=== Goal ===
Below are records. Copy every line with "màxim" in it.

Saved data entries
——————————

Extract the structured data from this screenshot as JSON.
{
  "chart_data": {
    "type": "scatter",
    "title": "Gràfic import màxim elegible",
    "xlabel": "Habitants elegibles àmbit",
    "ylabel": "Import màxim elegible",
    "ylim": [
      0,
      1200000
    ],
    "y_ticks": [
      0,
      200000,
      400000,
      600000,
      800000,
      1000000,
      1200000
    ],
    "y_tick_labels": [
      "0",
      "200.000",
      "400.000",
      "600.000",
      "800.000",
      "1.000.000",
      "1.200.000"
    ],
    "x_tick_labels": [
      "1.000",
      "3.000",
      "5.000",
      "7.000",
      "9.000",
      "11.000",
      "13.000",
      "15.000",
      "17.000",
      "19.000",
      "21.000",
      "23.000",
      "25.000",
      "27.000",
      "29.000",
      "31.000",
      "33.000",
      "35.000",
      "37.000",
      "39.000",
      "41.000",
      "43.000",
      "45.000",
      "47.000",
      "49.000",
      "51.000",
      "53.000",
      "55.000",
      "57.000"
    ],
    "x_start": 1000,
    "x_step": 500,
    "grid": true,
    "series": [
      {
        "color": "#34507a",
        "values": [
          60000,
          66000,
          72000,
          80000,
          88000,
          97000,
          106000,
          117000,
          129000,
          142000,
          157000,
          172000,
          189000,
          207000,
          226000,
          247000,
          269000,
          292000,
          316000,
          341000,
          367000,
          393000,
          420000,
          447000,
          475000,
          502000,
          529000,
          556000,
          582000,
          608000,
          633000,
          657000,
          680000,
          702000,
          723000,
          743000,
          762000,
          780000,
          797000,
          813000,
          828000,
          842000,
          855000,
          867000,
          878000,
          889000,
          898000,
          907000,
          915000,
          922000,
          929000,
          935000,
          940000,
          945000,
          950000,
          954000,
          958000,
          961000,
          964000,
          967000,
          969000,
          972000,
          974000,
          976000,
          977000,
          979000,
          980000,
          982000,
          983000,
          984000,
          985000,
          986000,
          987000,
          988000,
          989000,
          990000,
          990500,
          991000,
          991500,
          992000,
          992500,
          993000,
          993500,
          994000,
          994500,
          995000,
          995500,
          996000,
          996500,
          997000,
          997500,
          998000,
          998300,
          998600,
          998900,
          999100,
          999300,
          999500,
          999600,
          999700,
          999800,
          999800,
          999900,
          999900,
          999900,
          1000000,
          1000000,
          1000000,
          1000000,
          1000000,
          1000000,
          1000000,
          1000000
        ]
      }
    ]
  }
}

——————————

=== Task solution ===
    "title": "Gràfic import màxim elegible",
    "ylabel": "Import màxim elegible",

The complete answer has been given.